> _TEKS BACAAN_
Dulu sekali, saya selalu takjub dengan teman yang begitu telatennya melumuri hampir seluruh bagian tubuhnya dengan lotion. Demi kelembaban dan menjaga tubuh pemberian Allah yang cuma satu-satunya ini, begitu selalu mereka beralasan. Saya jarang berkomentar biasanya, hanya duduk diam di dekat mereka sambil mengamati aktifitas yang ‘membosankan dan menghabiskan waktu’, menurut pikiran saya waktu itu.
Beberapa tahun kemudian, saya baru sadar bahwa kulit saya adalah tipe cenderung kering. Bibir saya mudah pecah, kulit saya bersisik dan yang paling parah adalah tumit kaki kering dan pecah hingga mengeluarkan darah. Bibir masih bisa ditoleransi karena itu adalah teguran sayang dari Allah agar saya sedikit bicara dan banyak mendengar. Dan biasanya memang akan banyak sekali teman datang untuk menjadikan saya sebagai tempat sampah mereka alias bercurhat ria kepada saya. Saya pun dipaksa untuk dari menahan tertawa lepas bila tak ingin bibir semakin pecah. Selalu ada hikmah memang untuk setiap kejadian.
Tapi ada kalanya manusia itu berkeluh kesah dan lupa dengan idealismenya semula. Ketika kedua tumit ini mengalami pendarahan dan sangat perih untuk dipakai berjalan, mau tak mau saya dipaksa melakukan sesuatu yang sangat saya hindari sebelumnya. Tidak cukup dua kali sehari saya harus mengelus-elus tumit dengan lotion untuk menjadikannya lemas agar tak pecah dan berdarah. Yah…saya baru mau merawat kaki ini hanya bila dia sudah berada dalam stadium yang parah yaitu berdarah dan perih.
...Kita jauh lebih suka melihat air yang setengah di dalam gelas sebagai, ‘kok tinggal setengah sih?’ dan bukannya ‘alhamdulillah masih ada setengah air di dalam gelas’. Itulah manusia...
Di sela-sela ritual pelumasan itu, saya setengah menggerutu bilang, ‘Waduh, kenapa saya jadi diperbudak oleh kaki yah? Kaki ini manja sekali sih.’
Ibu yang mendengar saya bicara demikian, menegur.
“Jangan mengeluh saja. Separah apa pun kakimu kondisinya, itu masih jauh lebih beruntung daripada mereka yang kakinya bunting. Hayo…kamu pilih yang mana,” kata ibu dengan bahasa dan logat jawanya yang kental.
Saat itu saya tersadar, iya yah…kenapa saya jadi kufur nikmat begini? Saya pun beristighfar dan mentertawakan kecengengan saya hanya karena cobaan kecil berupa kaki yang butuh perhatian lebih dari pemiliknya. Kakak saya dan beberapa teman menyebutnya ‘kaki wong ndeso’ karena biasanya hanya mereka yang suka berjalan kaki pulang pergi ke sawah yang memiliki kaki pecah-pecah seperti itu.

> _CUPLIKAN DATA_
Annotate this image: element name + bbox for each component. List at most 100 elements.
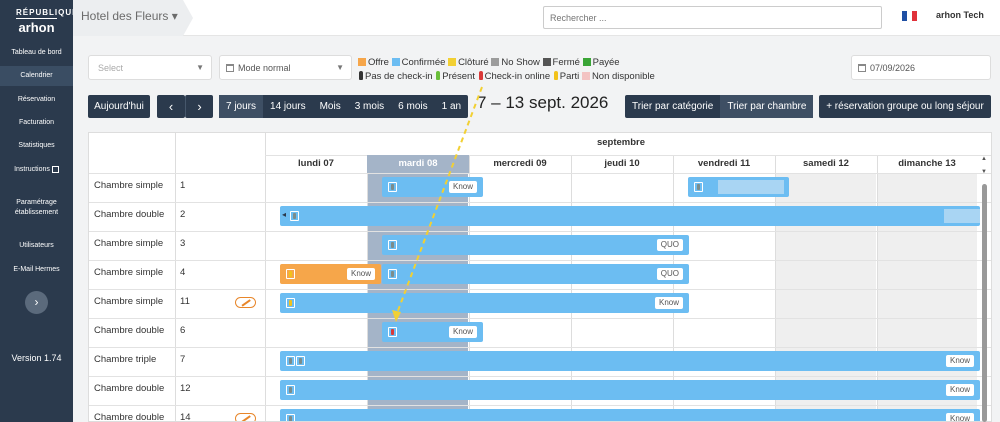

> _PETUNJUK LATIHAN_
1. Tentukan apakah setiap pernyataan berikut sesuai dengan tulisan tentang tumit kaki yang pecah-pecah, lalu jawab ya atau tidak disertai kutipan persis dari tulisan tersebut yang menjadi dasarnya. (a) Sejak dulu penulis gemar memakai lotion. (b) Ibu menegur penulis setelah mendengar penulis menggerutu. (c) Penulis cukup mengoleskan lotion ke tumitnya sekali sehari.
2. Teruskan tulisan tentang tumit kaki yang pecah-pecah di atas, dimulai sesudah kalimat terakhirnya.

> _JAWABAN LATIHAN_
1.
(a) Tidak: "mengamati aktifitas yang ‘membosankan dan menghabiskan waktu’, menurut pikiran saya waktu itu."
(b) Ya: "Ibu yang mendengar saya bicara demikian, menegur."
(c) Tidak: "Tidak cukup dua kali sehari saya harus mengelus-elus tumit dengan lotion"

2.
Saya juga sering heran dengan kndisi ini, padahal kaki jarang sekali terkena sinar matahari karena selalu berkaos kaki ketika kel luar rumah. Ah..ternyata tujuan menutup aurat memang harus diniatkan lilahita’ala bukan karena ingin punya kulit mulus. Adakah ketidak tulusan niat dalam hati yang tidak kentara? Entahlah, memang sudah saatnya diri ini melakukan introspeksi.
Dan ketika di satu kajian, teman muslimah ada yang membawa-bawa produk lotion ke forum, saat itu saya benar-benar tersadar kedua kali. Saya seperti ditegur oleh Allah dengan cara yang begitu elegan. Betapa ternyata kaki saya yang sensitive itu tak ada apa-apanya dibandingkan dengan mbak di sebelah saya. Kakinya jauh lebih sensitive dengan kondisi yang jauh lebih parah daripada yang saya alami. Bahkan katanya, bila sedang kambuh, kondisinya itu bisa membuatnya tak mampu berjalan. Mencuci baju dan piring pun suaminya yang melakukan mengingat kondisinya itu. Hati saya bergidik. Antara simpati dengan kondisi mbak tersebut dan semakin memahami bahwa Allah menegur saya dengan contoh yang sangat jelas.
Tak ada alasan lagi untuk mengeluh dan berkeluh kesah. Contoh di atas adalah kecil sekali dibandingkan dengan banyak lagi peristiwa yang terjadi di sekeliling kita atau pun diri kita. Kita jauh lebih suka melihat air yang setengah di dalam gelas sebagai, ‘kok tinggal setengah sih?’ dan bukannya ‘alhamdulillah masih ada setengah air di dalam gelas’. Itulah manusia. Cenderung suka berkeluh kesah daripada beryukur atas segala nikmat. Bahkan untuk hal ‘sekecil’ ini saja, ada ladang pahala terbuka lebar andai saja kita mau bersyukur. Jadi, masih mau beralasan lagi untuk beryukur baik dalam lisan dan perbuatan? Think again! Wallahu alam. (riafariana/voa-islam.com)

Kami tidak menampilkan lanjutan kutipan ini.